-- begin Exercise input --

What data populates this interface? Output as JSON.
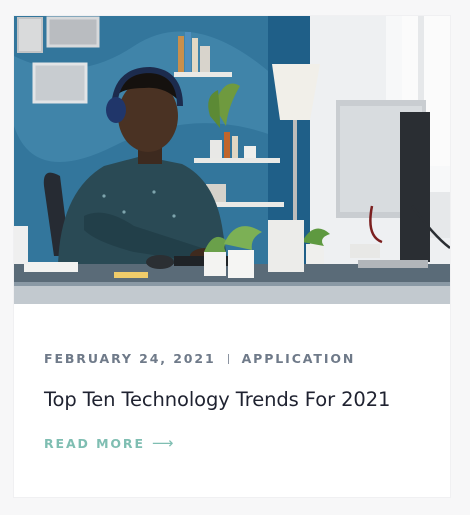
{
  "post": {
    "date": "FEBRUARY 24, 2021",
    "category": "APPLICATION",
    "title": "Top Ten Technology Trends For 2021",
    "read_more_label": "READ MORE",
    "read_more_icon": "arrow-right-icon",
    "read_more_glyph": "⟶",
    "image_subject": "man-with-headphones-at-desk-with-computer"
  },
  "colors": {
    "meta": "#6f7a89",
    "title": "#1f2230",
    "accent": "#7fbeb2",
    "card_bg": "#ffffff",
    "page_bg": "#f7f7f8"
  }
}
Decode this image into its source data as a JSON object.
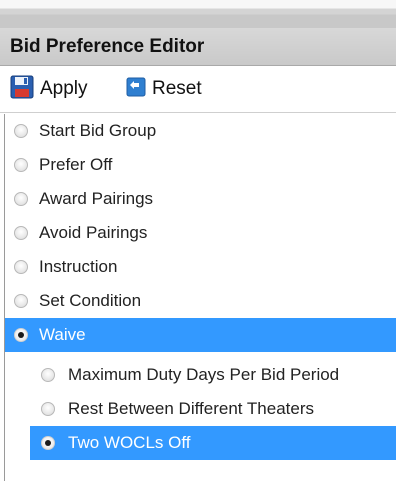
{
  "panel": {
    "title": "Bid Preference Editor"
  },
  "toolbar": {
    "apply_label": "Apply",
    "reset_label": "Reset"
  },
  "options": [
    {
      "label": "Start Bid Group",
      "selected": false
    },
    {
      "label": "Prefer Off",
      "selected": false
    },
    {
      "label": "Award Pairings",
      "selected": false
    },
    {
      "label": "Avoid Pairings",
      "selected": false
    },
    {
      "label": "Instruction",
      "selected": false
    },
    {
      "label": "Set Condition",
      "selected": false
    },
    {
      "label": "Waive",
      "selected": true
    }
  ],
  "waive_options": [
    {
      "label": "Maximum Duty Days Per Bid Period",
      "selected": false
    },
    {
      "label": "Rest Between Different Theaters",
      "selected": false
    },
    {
      "label": "Two WOCLs Off",
      "selected": true
    }
  ],
  "colors": {
    "selection": "#3399ff",
    "header_bg": "#cccccc"
  },
  "icons": {
    "apply": "save-icon",
    "reset": "reset-icon"
  }
}
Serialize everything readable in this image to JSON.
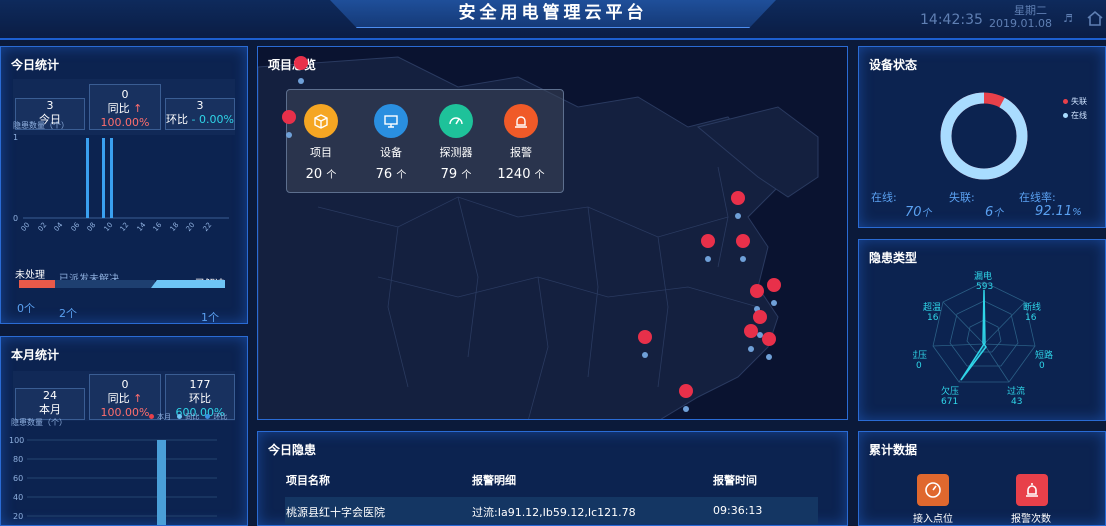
{
  "header": {
    "title": "安全用电管理云平台",
    "time": "14:42:35",
    "weekday": "星期二",
    "date": "2019.01.08"
  },
  "today": {
    "title": "今日统计",
    "today_value": "3",
    "today_label": "今日",
    "yoy_value": "0",
    "yoy_label": "同比",
    "yoy_arrow": "↑",
    "yoy_pct": "100.00%",
    "mom_value": "3",
    "mom_label": "环比",
    "mom_pct": "- 0.00%",
    "axis_label": "隐患数量（个）",
    "y_ticks": [
      "1",
      "0"
    ],
    "x_ticks": [
      "00",
      "02",
      "04",
      "06",
      "08",
      "10",
      "12",
      "14",
      "16",
      "18",
      "20",
      "22"
    ],
    "status": {
      "unhandled_label": "未处理",
      "dispatched_label": "已派发未解决",
      "resolved_label": "已解决",
      "unhandled_count": "0个",
      "dispatched_count": "2个",
      "resolved_count": "1个"
    }
  },
  "month": {
    "title": "本月统计",
    "month_value": "24",
    "month_label": "本月",
    "yoy_value": "0",
    "yoy_label": "同比",
    "yoy_arrow": "↑",
    "yoy_pct": "100.00%",
    "mom_value": "177",
    "mom_label": "环比",
    "mom_pct": "600.00%",
    "axis_label": "隐患数量（个）",
    "legend": [
      "本月",
      "同比",
      "环比"
    ],
    "y_ticks": [
      "100",
      "80",
      "60",
      "40",
      "20"
    ]
  },
  "overview": {
    "title": "项目总览",
    "items": [
      {
        "label": "项目",
        "count": "20",
        "unit": "个",
        "icon": "box-icon",
        "color": "#f5a623"
      },
      {
        "label": "设备",
        "count": "76",
        "unit": "个",
        "icon": "monitor-icon",
        "color": "#2a8fe0"
      },
      {
        "label": "探测器",
        "count": "79",
        "unit": "个",
        "icon": "gauge-icon",
        "color": "#1ec29a"
      },
      {
        "label": "报警",
        "count": "1240",
        "unit": "个",
        "icon": "alarm-icon",
        "color": "#f05a28"
      }
    ]
  },
  "device_status": {
    "title": "设备状态",
    "legend_lost": "失联",
    "legend_online": "在线",
    "online_label": "在线:",
    "lost_label": "失联:",
    "rate_label": "在线率:",
    "online_value": "70",
    "online_unit": "个",
    "lost_value": "6",
    "lost_unit": "个",
    "rate_value": "92.11",
    "rate_unit": "%",
    "online_fraction": 0.9211,
    "color_online": "#a9dcff",
    "color_lost": "#e8404a"
  },
  "hazard_types": {
    "title": "隐患类型",
    "labels": [
      {
        "name": "漏电",
        "value": "593"
      },
      {
        "name": "断线",
        "value": "16"
      },
      {
        "name": "短路",
        "value": "0"
      },
      {
        "name": "过流",
        "value": "43"
      },
      {
        "name": "欠压",
        "value": "671"
      },
      {
        "name": "过压",
        "value": "0"
      },
      {
        "name": "超温",
        "value": "16"
      }
    ]
  },
  "today_hazards": {
    "title": "今日隐患",
    "col_name": "项目名称",
    "col_detail": "报警明细",
    "col_time": "报警时间",
    "rows": [
      {
        "name": "桃源县红十字会医院",
        "detail": "过流:Ia91.12,Ib59.12,Ic121.78",
        "time": "09:36:13"
      }
    ]
  },
  "totals": {
    "title": "累计数据",
    "access_label": "接入点位",
    "alarm_label": "报警次数"
  }
}
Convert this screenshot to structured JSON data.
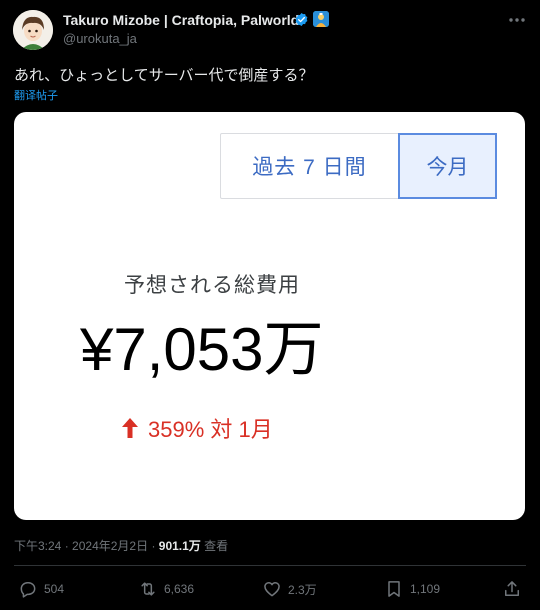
{
  "author": {
    "name": "Takuro Mizobe | Craftopia, Palworld",
    "handle": "@urokuta_ja"
  },
  "tweet": {
    "text": "あれ、ひょっとしてサーバー代で倒産する？",
    "translate_label": "翻译帖子"
  },
  "media": {
    "toggle": {
      "last7_label": "過去 7 日間",
      "month_label": "今月",
      "selected": "今月"
    },
    "cost_label": "予想される総費用",
    "cost_value": "¥7,053万",
    "change_text": "359% 対 1月",
    "colors": {
      "accent_blue": "#3c6bc3",
      "change_red": "#d93025"
    }
  },
  "meta": {
    "time": "下午3:24",
    "separator1": "·",
    "date": "2024年2月2日",
    "separator2": "·",
    "views_count": "901.1万",
    "views_label": "查看"
  },
  "actions": {
    "replies": "504",
    "retweets": "6,636",
    "likes": "2.3万",
    "bookmarks": "1,109"
  },
  "icons": {
    "verified": "verified-badge-icon",
    "affiliate": "affiliate-badge-icon",
    "more": "more-icon",
    "reply": "reply-icon",
    "retweet": "retweet-icon",
    "like": "heart-icon",
    "bookmark": "bookmark-icon",
    "share": "share-icon"
  }
}
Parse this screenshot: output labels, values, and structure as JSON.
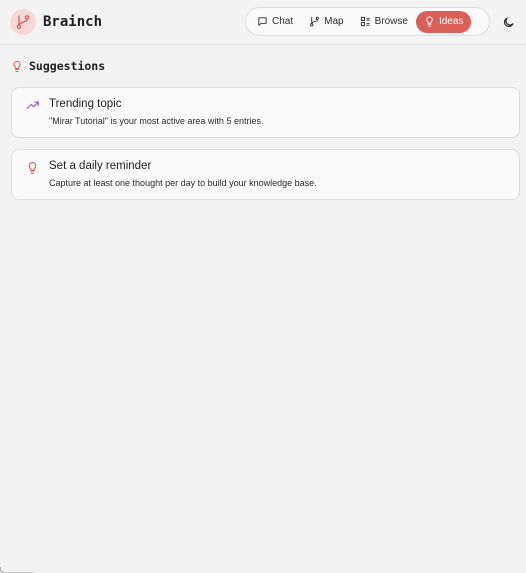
{
  "app": {
    "name": "Brainch"
  },
  "nav": {
    "items": [
      {
        "label": "Chat",
        "icon": "chat-bubble-icon"
      },
      {
        "label": "Map",
        "icon": "branch-icon"
      },
      {
        "label": "Browse",
        "icon": "list-icon"
      },
      {
        "label": "Ideas",
        "icon": "lightbulb-icon",
        "active": true
      }
    ]
  },
  "theme_toggle": {
    "icon": "moon-icon"
  },
  "suggestions": {
    "title": "Suggestions",
    "icon": "lightbulb-icon",
    "cards": [
      {
        "icon": "trending-up-icon",
        "title": "Trending topic",
        "description": "\"Mirar Tutorial\" is your most active area with 5 entries."
      },
      {
        "icon": "lightbulb-icon",
        "title": "Set a daily reminder",
        "description": "Capture at least one thought per day to build your knowledge base."
      }
    ]
  },
  "colors": {
    "accent": "#d95f57",
    "accent_soft": "#f6d9d7",
    "trend": "#9b59d6",
    "background": "#f2f2f2",
    "card": "#fafafa"
  }
}
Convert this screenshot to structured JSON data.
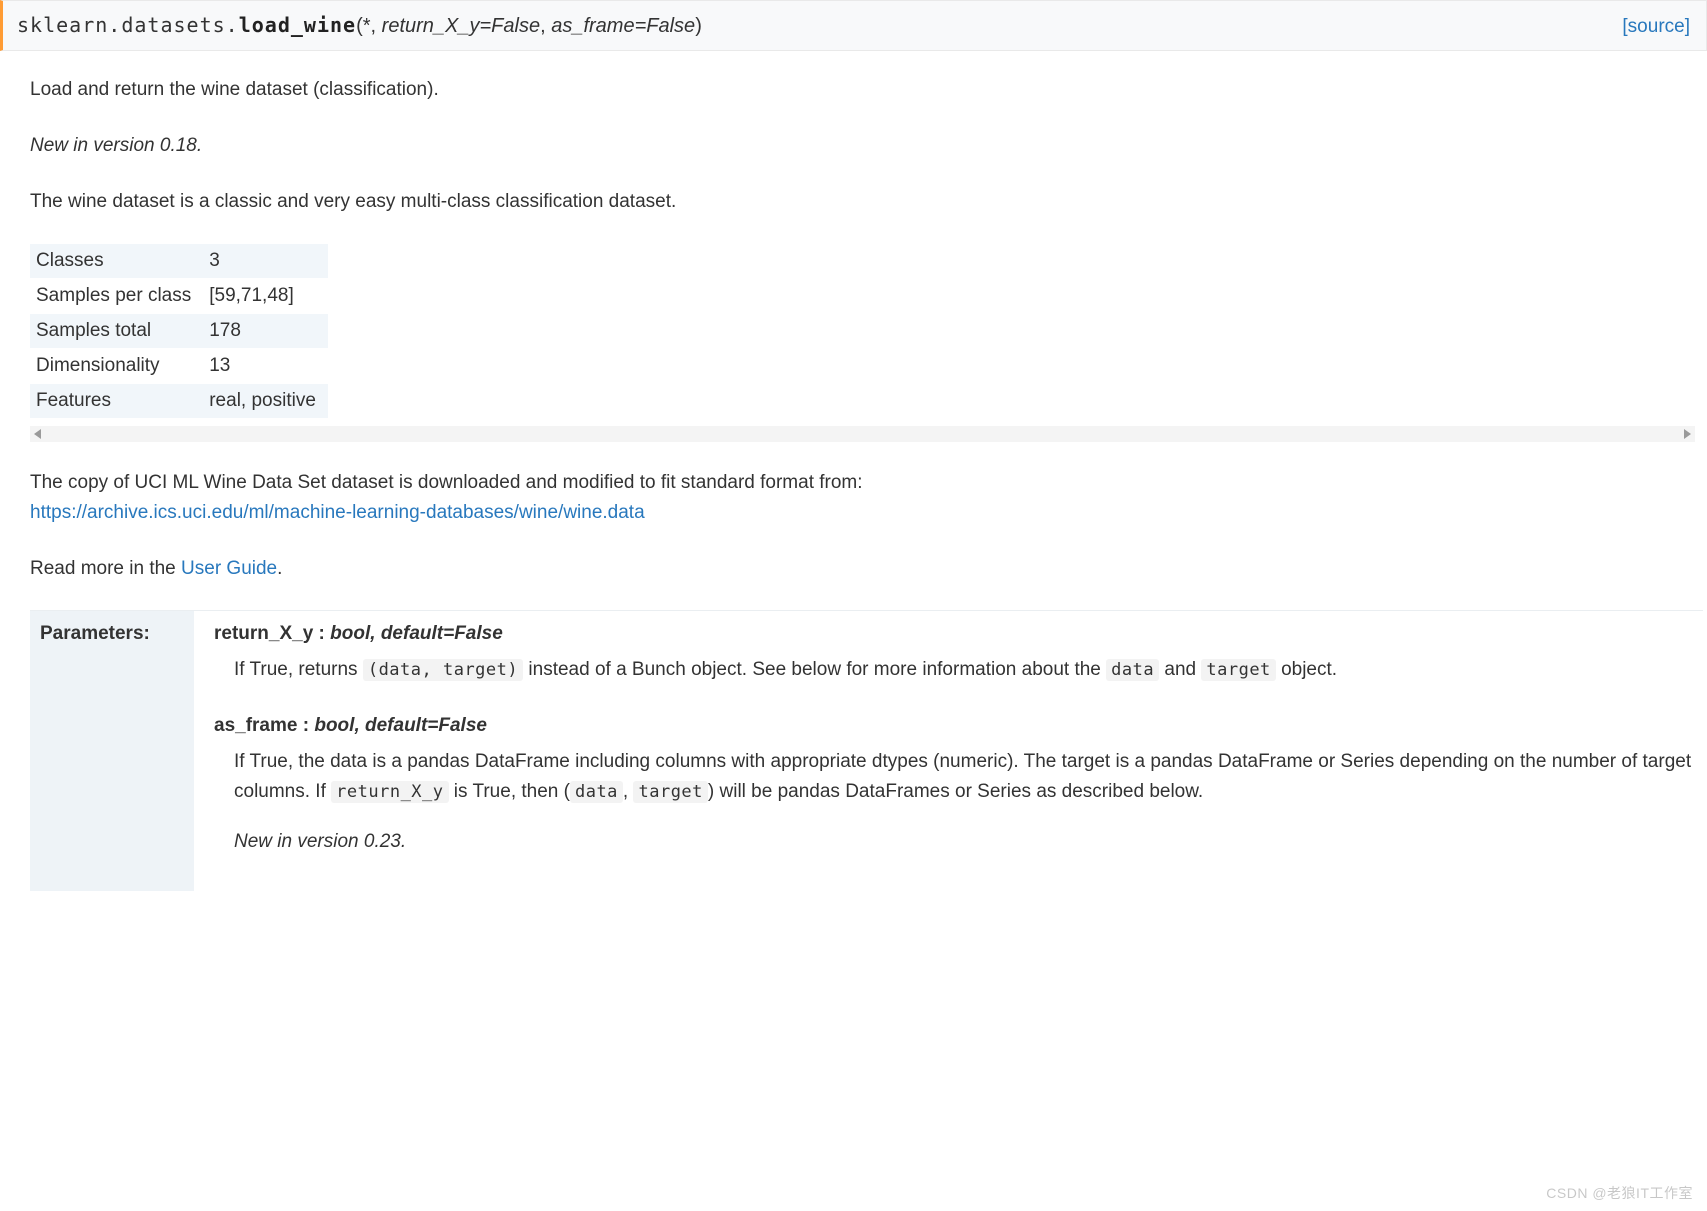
{
  "signature": {
    "module": "sklearn.datasets.",
    "func": "load_wine",
    "open": "(",
    "star": "*, ",
    "kw1_name": "return_X_y",
    "kw1_eq": "=False",
    "sep": ", ",
    "kw2_name": "as_frame",
    "kw2_eq": "=False",
    "close": ")",
    "source_label": "[source]"
  },
  "intro": {
    "p1": "Load and return the wine dataset (classification).",
    "version": "New in version 0.18.",
    "p2": "The wine dataset is a classic and very easy multi-class classification dataset."
  },
  "summary": {
    "rows": [
      {
        "k": "Classes",
        "v": "3"
      },
      {
        "k": "Samples per class",
        "v": "[59,71,48]"
      },
      {
        "k": "Samples total",
        "v": "178"
      },
      {
        "k": "Dimensionality",
        "v": "13"
      },
      {
        "k": "Features",
        "v": "real, positive"
      }
    ]
  },
  "dataset_note": {
    "lead": "The copy of UCI ML Wine Data Set dataset is downloaded and modified to fit standard format from:",
    "url_text": "https://archive.ics.uci.edu/ml/machine-learning-databases/wine/wine.data"
  },
  "readmore": {
    "prefix": "Read more in the ",
    "link": "User Guide",
    "suffix": "."
  },
  "params_header": "Parameters:",
  "params": [
    {
      "name": "return_X_y",
      "type": "bool, default=False",
      "desc_parts": [
        {
          "t": "If True, returns "
        },
        {
          "c": "(data, target)"
        },
        {
          "t": " instead of a Bunch object. See below for more information about the "
        },
        {
          "c": "data"
        },
        {
          "t": " and "
        },
        {
          "c": "target"
        },
        {
          "t": " object."
        }
      ],
      "version": ""
    },
    {
      "name": "as_frame",
      "type": "bool, default=False",
      "desc_parts": [
        {
          "t": "If True, the data is a pandas DataFrame including columns with appropriate dtypes (numeric). The target is a pandas DataFrame or Series depending on the number of target columns. If "
        },
        {
          "c": "return_X_y"
        },
        {
          "t": " is True, then ("
        },
        {
          "c": "data"
        },
        {
          "t": ", "
        },
        {
          "c": "target"
        },
        {
          "t": ") will be pandas DataFrames or Series as described below."
        }
      ],
      "version": "New in version 0.23."
    }
  ],
  "watermark": "CSDN @老狼IT工作室"
}
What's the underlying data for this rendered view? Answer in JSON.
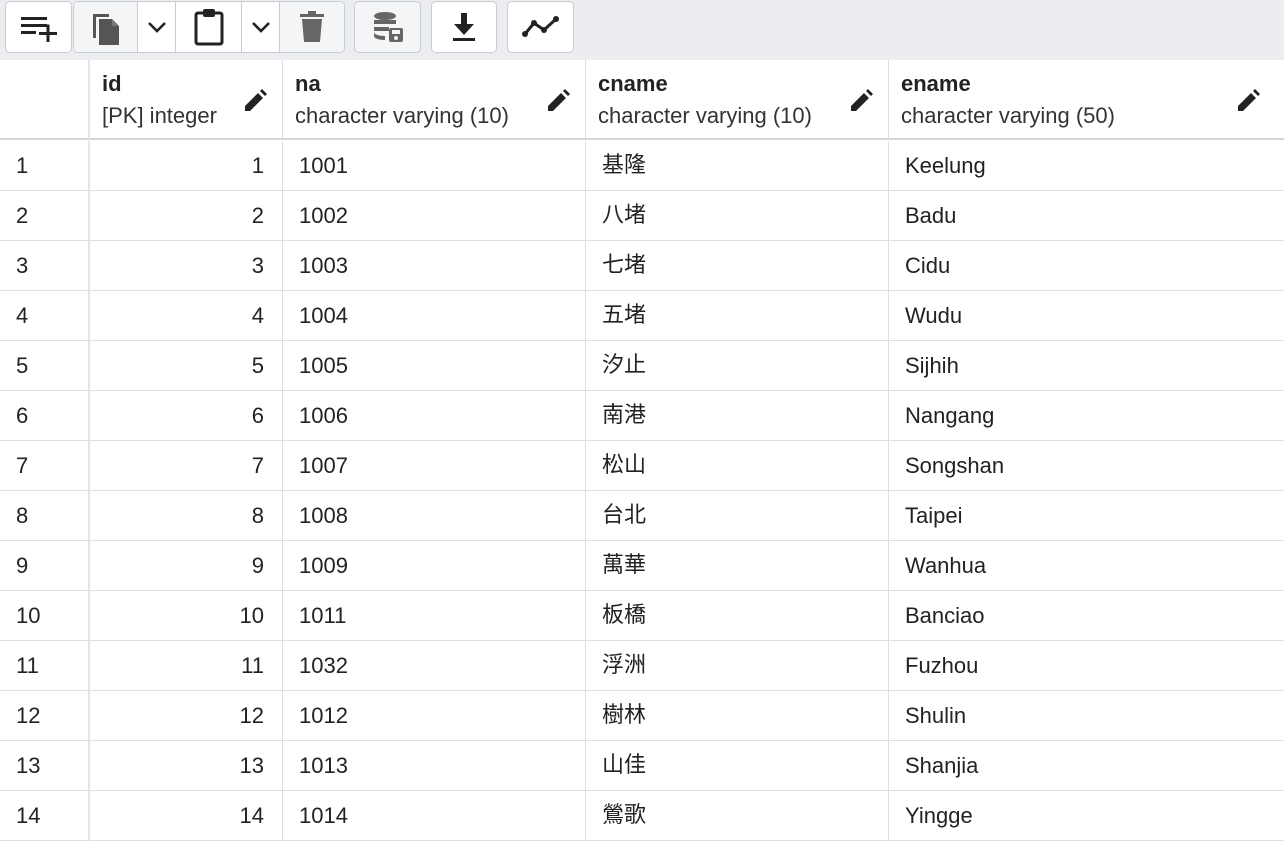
{
  "toolbar": {
    "buttons": [
      {
        "name": "add-row",
        "icon": "add-row-icon"
      },
      {
        "name": "copy",
        "icon": "copy-icon"
      },
      {
        "name": "copy-options",
        "icon": "chevron-down-icon"
      },
      {
        "name": "paste",
        "icon": "clipboard-icon"
      },
      {
        "name": "paste-options",
        "icon": "chevron-down-icon"
      },
      {
        "name": "delete",
        "icon": "trash-icon"
      },
      {
        "name": "save-data",
        "icon": "database-save-icon"
      },
      {
        "name": "download",
        "icon": "download-icon"
      },
      {
        "name": "graph-visualiser",
        "icon": "line-chart-icon"
      }
    ]
  },
  "columns": [
    {
      "key": "id",
      "name": "id",
      "type": "[PK] integer"
    },
    {
      "key": "na",
      "name": "na",
      "type": "character varying (10)"
    },
    {
      "key": "cname",
      "name": "cname",
      "type": "character varying (10)"
    },
    {
      "key": "ename",
      "name": "ename",
      "type": "character varying (50)"
    }
  ],
  "rows": [
    {
      "rownum": "1",
      "id": "1",
      "na": "1001",
      "cname": "基隆",
      "ename": "Keelung"
    },
    {
      "rownum": "2",
      "id": "2",
      "na": "1002",
      "cname": "八堵",
      "ename": "Badu"
    },
    {
      "rownum": "3",
      "id": "3",
      "na": "1003",
      "cname": "七堵",
      "ename": "Cidu"
    },
    {
      "rownum": "4",
      "id": "4",
      "na": "1004",
      "cname": "五堵",
      "ename": "Wudu"
    },
    {
      "rownum": "5",
      "id": "5",
      "na": "1005",
      "cname": "汐止",
      "ename": "Sijhih"
    },
    {
      "rownum": "6",
      "id": "6",
      "na": "1006",
      "cname": "南港",
      "ename": "Nangang"
    },
    {
      "rownum": "7",
      "id": "7",
      "na": "1007",
      "cname": "松山",
      "ename": "Songshan"
    },
    {
      "rownum": "8",
      "id": "8",
      "na": "1008",
      "cname": "台北",
      "ename": "Taipei"
    },
    {
      "rownum": "9",
      "id": "9",
      "na": "1009",
      "cname": "萬華",
      "ename": "Wanhua"
    },
    {
      "rownum": "10",
      "id": "10",
      "na": "1011",
      "cname": "板橋",
      "ename": "Banciao"
    },
    {
      "rownum": "11",
      "id": "11",
      "na": "1032",
      "cname": "浮洲",
      "ename": "Fuzhou"
    },
    {
      "rownum": "12",
      "id": "12",
      "na": "1012",
      "cname": "樹林",
      "ename": "Shulin"
    },
    {
      "rownum": "13",
      "id": "13",
      "na": "1013",
      "cname": "山佳",
      "ename": "Shanjia"
    },
    {
      "rownum": "14",
      "id": "14",
      "na": "1014",
      "cname": "鶯歌",
      "ename": "Yingge"
    }
  ]
}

-- end Exercise input --

--- Short problem ---
Looking at the data above, show all lines where the word "object" occurs.

--- Full output ---
Decode this image into its source data as a JSON object.
          "t": " instead of a Bunch object. See below for more information about the "
          "t": " object."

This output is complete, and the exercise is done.